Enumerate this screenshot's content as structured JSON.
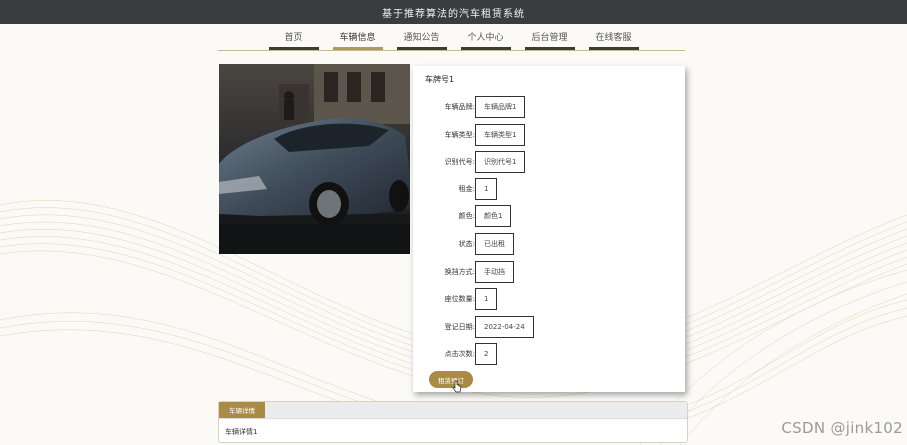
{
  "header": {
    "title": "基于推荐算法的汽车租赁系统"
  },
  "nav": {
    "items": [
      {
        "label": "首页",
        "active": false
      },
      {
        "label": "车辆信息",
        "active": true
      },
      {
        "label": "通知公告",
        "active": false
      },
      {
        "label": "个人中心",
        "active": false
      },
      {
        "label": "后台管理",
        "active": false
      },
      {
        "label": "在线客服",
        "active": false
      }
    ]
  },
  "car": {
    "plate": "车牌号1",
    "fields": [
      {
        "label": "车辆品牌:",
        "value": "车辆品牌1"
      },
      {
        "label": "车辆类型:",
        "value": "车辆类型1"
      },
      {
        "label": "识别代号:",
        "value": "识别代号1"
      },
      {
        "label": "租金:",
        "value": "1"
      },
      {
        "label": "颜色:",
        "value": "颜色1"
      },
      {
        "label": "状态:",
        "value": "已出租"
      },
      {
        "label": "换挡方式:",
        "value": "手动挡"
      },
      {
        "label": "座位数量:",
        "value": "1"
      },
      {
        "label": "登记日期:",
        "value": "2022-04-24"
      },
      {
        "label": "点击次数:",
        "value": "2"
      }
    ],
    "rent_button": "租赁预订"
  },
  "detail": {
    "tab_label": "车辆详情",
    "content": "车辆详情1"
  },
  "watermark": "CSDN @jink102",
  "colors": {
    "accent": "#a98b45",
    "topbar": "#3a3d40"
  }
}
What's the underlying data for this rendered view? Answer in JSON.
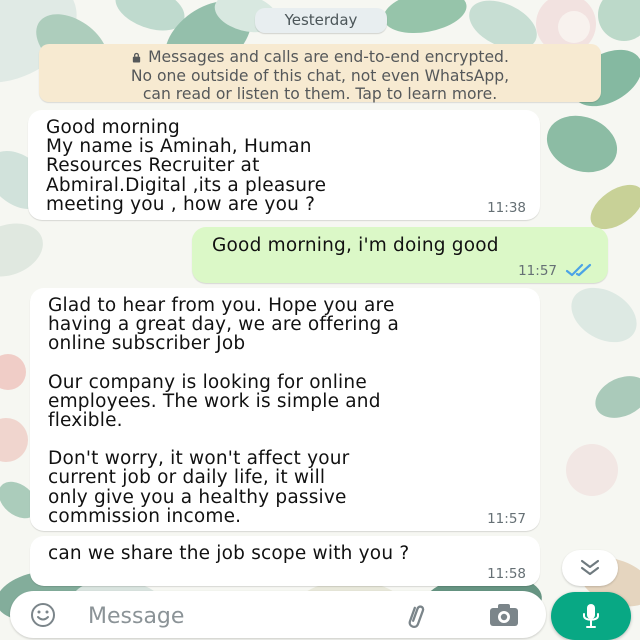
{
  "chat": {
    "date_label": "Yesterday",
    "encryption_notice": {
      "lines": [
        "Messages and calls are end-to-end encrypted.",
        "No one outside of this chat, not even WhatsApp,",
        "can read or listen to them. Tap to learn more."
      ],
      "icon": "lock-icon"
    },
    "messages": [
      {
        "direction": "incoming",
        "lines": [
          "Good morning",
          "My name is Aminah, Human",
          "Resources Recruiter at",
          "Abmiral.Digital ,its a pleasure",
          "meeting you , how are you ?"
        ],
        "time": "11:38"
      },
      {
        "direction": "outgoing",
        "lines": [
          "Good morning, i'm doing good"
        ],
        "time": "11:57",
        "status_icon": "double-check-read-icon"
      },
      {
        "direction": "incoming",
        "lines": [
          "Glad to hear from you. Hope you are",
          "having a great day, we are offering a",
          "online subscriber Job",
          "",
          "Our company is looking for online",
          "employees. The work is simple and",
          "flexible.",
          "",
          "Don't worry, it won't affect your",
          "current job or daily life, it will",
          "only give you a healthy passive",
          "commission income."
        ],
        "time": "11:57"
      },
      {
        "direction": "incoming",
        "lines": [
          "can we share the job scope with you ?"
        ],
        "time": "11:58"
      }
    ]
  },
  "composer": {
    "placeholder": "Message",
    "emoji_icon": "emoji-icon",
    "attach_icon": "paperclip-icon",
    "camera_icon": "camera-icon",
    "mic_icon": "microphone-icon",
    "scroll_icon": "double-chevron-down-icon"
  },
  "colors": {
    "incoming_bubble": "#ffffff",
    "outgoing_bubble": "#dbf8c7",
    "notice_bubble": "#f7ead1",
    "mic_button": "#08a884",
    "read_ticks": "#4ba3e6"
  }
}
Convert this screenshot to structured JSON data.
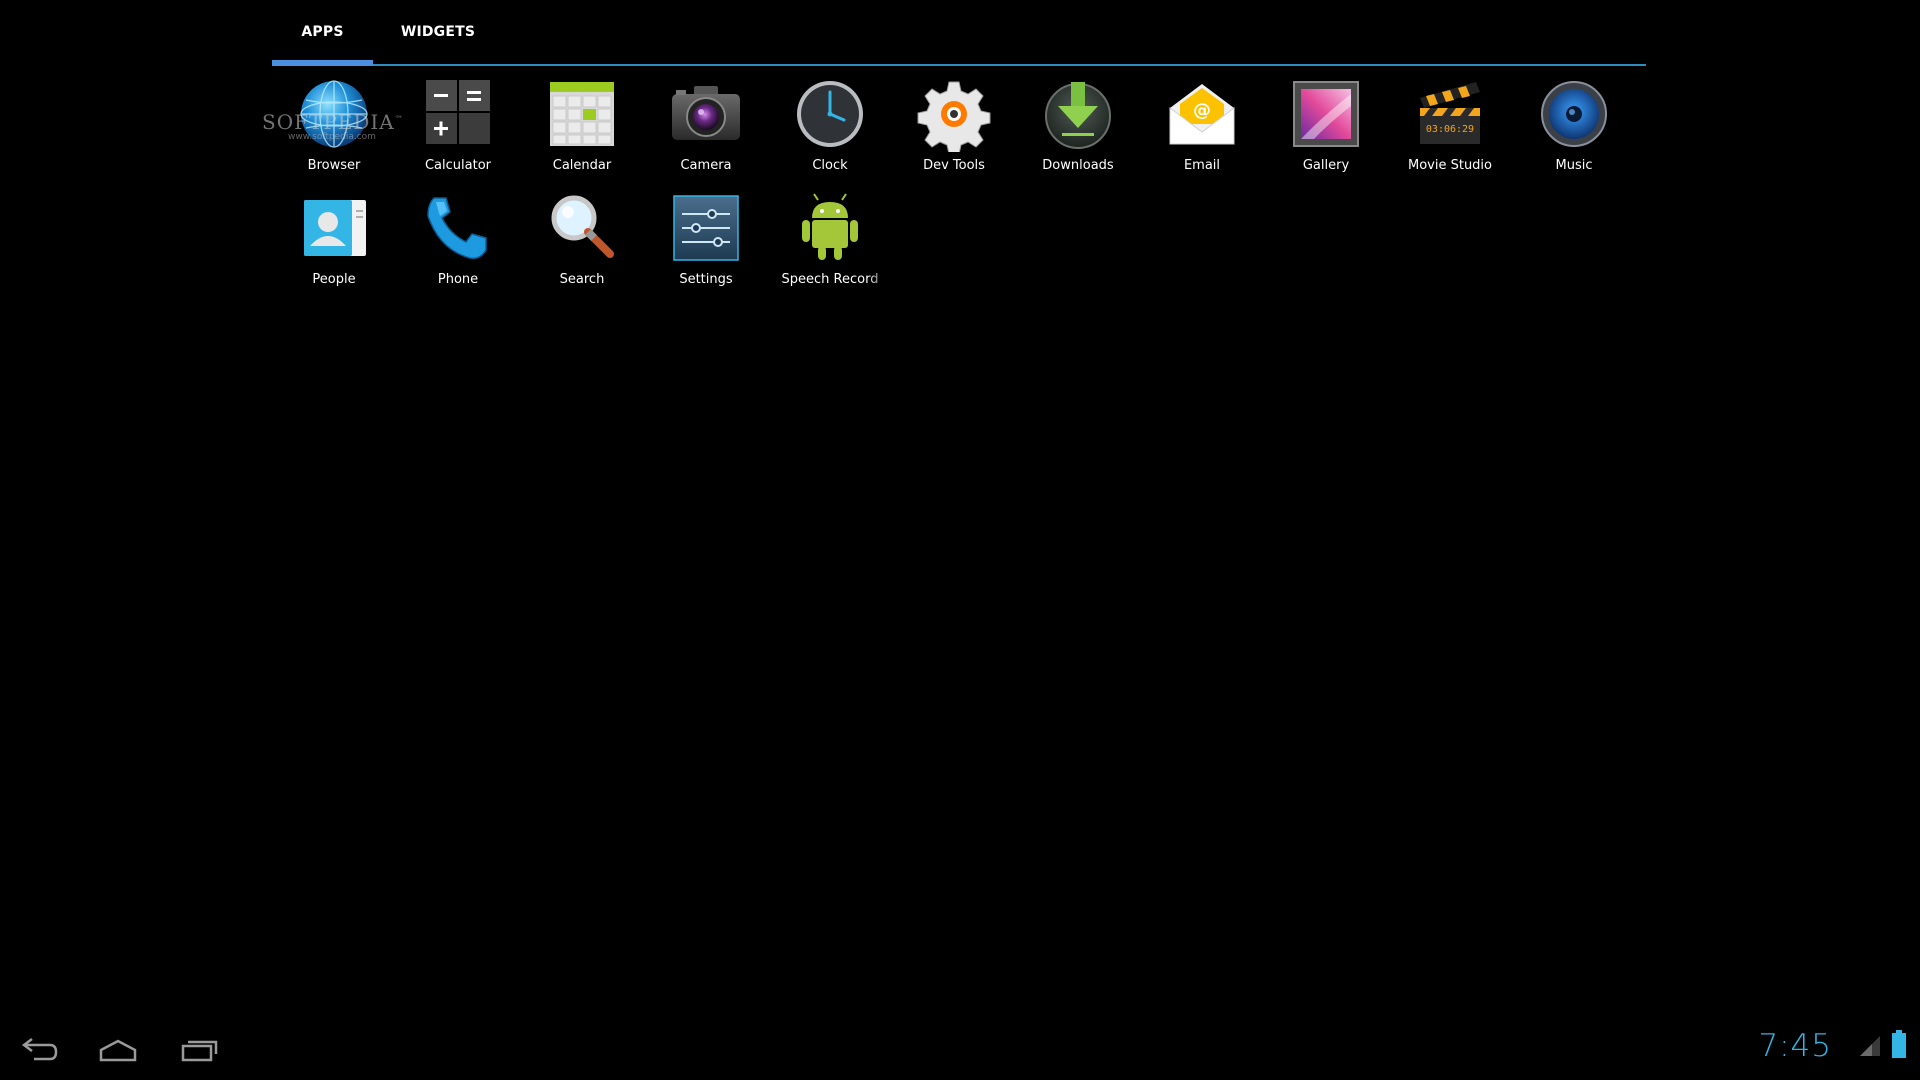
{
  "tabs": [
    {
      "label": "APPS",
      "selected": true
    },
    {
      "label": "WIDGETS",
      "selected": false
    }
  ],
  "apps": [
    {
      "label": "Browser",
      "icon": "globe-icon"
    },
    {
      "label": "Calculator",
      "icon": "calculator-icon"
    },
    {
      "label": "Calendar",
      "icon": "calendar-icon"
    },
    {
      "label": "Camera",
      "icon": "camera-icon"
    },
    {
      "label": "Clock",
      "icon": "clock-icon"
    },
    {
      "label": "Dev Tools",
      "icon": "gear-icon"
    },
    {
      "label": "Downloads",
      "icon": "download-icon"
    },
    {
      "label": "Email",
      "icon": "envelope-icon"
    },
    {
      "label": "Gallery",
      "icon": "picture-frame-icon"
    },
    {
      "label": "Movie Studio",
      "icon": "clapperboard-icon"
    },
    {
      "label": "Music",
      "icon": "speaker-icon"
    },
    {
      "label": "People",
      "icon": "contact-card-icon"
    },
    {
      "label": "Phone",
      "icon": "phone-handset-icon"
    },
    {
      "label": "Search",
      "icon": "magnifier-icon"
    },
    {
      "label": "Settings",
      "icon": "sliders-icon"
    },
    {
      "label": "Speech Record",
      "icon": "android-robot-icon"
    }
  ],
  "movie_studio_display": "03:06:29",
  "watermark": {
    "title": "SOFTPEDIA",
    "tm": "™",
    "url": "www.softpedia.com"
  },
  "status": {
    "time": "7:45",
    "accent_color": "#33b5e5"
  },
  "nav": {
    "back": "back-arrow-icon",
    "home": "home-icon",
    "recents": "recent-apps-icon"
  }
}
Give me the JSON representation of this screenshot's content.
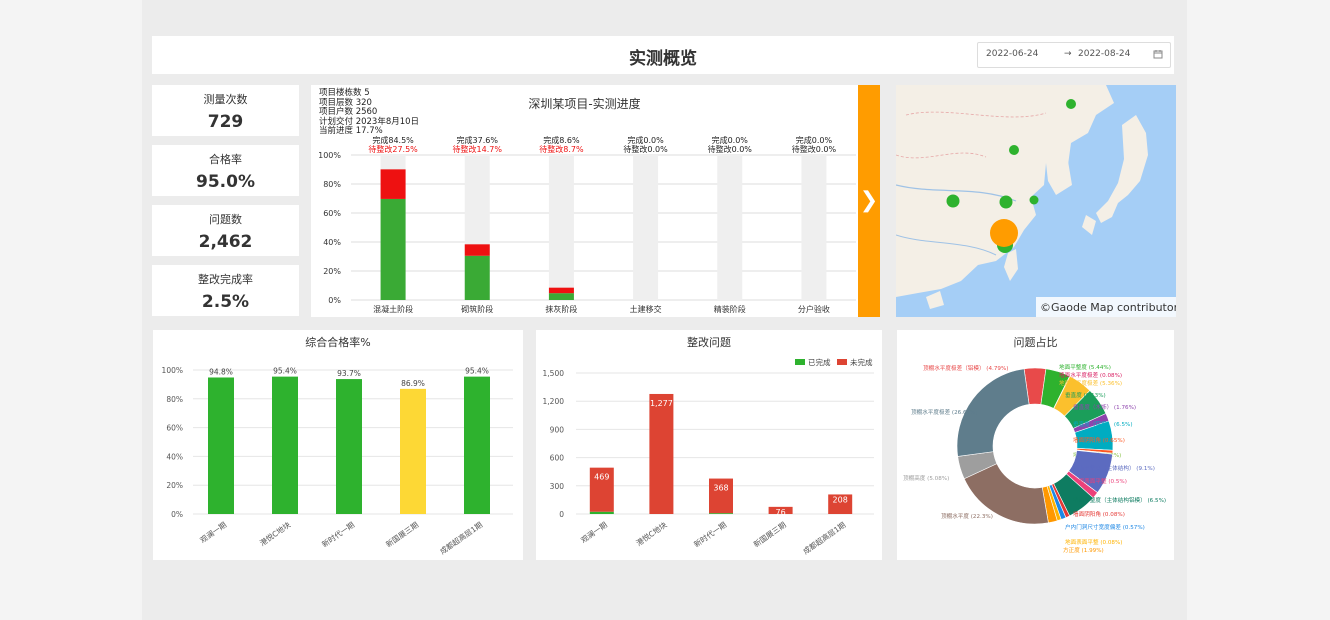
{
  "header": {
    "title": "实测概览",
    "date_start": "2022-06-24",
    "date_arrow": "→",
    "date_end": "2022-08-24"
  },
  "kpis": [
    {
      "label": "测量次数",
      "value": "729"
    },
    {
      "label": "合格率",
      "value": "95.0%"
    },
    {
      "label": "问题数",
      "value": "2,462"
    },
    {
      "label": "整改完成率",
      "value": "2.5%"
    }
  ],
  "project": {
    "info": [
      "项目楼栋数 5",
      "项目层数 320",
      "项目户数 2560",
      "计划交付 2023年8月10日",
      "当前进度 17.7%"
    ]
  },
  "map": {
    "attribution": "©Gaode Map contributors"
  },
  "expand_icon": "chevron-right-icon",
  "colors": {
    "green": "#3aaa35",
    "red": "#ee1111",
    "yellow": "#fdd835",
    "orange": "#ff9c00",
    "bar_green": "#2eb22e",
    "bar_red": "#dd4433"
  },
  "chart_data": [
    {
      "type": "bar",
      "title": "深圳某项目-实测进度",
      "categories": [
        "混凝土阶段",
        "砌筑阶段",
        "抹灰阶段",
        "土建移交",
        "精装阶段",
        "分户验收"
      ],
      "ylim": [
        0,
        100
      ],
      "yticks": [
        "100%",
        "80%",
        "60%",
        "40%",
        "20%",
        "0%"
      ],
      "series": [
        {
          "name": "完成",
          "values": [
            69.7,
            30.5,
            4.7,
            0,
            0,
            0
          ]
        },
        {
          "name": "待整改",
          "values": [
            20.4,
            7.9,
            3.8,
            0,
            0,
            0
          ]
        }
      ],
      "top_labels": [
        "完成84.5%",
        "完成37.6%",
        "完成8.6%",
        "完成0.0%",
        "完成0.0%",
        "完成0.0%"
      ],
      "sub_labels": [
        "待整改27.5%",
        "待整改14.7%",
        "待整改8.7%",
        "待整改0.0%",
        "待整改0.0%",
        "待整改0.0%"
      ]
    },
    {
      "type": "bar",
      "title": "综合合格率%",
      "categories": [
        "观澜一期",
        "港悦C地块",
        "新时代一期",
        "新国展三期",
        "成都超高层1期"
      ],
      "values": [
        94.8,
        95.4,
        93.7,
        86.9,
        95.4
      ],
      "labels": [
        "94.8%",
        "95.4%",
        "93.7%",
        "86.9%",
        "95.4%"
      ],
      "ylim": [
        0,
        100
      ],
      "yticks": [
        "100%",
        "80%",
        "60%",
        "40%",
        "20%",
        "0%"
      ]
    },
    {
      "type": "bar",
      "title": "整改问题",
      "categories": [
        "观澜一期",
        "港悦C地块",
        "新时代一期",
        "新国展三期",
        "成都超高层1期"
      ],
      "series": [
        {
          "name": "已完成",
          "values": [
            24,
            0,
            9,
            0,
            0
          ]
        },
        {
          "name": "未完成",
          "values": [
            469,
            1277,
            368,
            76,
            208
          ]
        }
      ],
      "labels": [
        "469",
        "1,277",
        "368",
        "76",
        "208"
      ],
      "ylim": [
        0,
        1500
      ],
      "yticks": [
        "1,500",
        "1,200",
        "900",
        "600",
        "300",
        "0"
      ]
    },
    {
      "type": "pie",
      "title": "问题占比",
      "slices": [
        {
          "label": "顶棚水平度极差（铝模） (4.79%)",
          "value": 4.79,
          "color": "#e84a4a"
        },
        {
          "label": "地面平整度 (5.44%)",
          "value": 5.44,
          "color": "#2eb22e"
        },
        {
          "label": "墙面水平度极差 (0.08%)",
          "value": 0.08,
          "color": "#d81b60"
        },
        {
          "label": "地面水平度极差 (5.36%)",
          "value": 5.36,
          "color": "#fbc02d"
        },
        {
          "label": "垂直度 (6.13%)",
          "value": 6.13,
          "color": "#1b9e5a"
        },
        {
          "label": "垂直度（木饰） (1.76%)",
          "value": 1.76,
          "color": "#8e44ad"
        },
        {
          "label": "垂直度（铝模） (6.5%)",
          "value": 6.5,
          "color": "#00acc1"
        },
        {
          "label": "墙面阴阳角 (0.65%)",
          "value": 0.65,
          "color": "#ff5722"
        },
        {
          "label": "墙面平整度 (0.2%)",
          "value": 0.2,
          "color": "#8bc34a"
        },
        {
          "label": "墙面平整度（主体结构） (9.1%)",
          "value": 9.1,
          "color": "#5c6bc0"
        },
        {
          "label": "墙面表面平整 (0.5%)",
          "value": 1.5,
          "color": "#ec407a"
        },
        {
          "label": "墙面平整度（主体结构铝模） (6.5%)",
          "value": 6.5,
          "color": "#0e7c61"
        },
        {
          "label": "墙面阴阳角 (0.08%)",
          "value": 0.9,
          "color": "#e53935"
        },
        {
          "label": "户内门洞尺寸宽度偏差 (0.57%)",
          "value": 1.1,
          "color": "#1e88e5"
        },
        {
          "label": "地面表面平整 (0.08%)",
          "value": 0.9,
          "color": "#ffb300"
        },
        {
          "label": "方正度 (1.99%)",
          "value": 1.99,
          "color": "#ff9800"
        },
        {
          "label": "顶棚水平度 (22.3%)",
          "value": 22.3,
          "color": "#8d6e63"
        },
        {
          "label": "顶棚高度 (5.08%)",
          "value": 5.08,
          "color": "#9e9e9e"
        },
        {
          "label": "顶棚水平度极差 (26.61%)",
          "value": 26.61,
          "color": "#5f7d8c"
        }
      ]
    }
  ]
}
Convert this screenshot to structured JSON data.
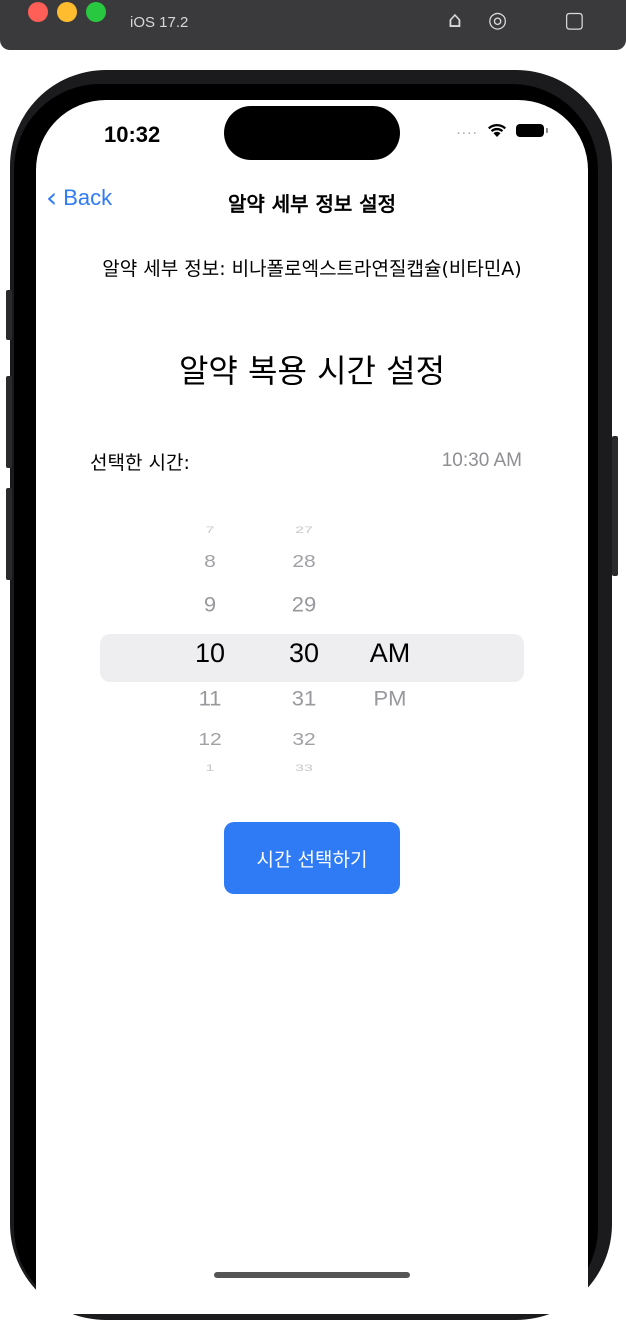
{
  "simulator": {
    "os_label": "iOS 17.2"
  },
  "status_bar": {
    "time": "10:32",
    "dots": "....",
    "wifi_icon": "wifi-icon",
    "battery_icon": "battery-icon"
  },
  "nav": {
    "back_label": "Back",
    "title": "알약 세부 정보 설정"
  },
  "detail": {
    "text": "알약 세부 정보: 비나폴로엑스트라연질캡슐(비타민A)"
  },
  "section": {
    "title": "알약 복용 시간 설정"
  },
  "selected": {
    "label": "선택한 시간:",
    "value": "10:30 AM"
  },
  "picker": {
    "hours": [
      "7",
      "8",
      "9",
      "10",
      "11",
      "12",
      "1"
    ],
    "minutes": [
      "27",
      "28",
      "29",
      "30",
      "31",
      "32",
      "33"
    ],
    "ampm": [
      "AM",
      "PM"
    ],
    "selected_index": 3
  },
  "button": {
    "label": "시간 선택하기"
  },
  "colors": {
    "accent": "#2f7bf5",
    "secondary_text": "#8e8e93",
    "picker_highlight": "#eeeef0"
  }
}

________

Given task: Say how many lines above hold the word "墙面平整度", giving only the count.

Response to the task: 3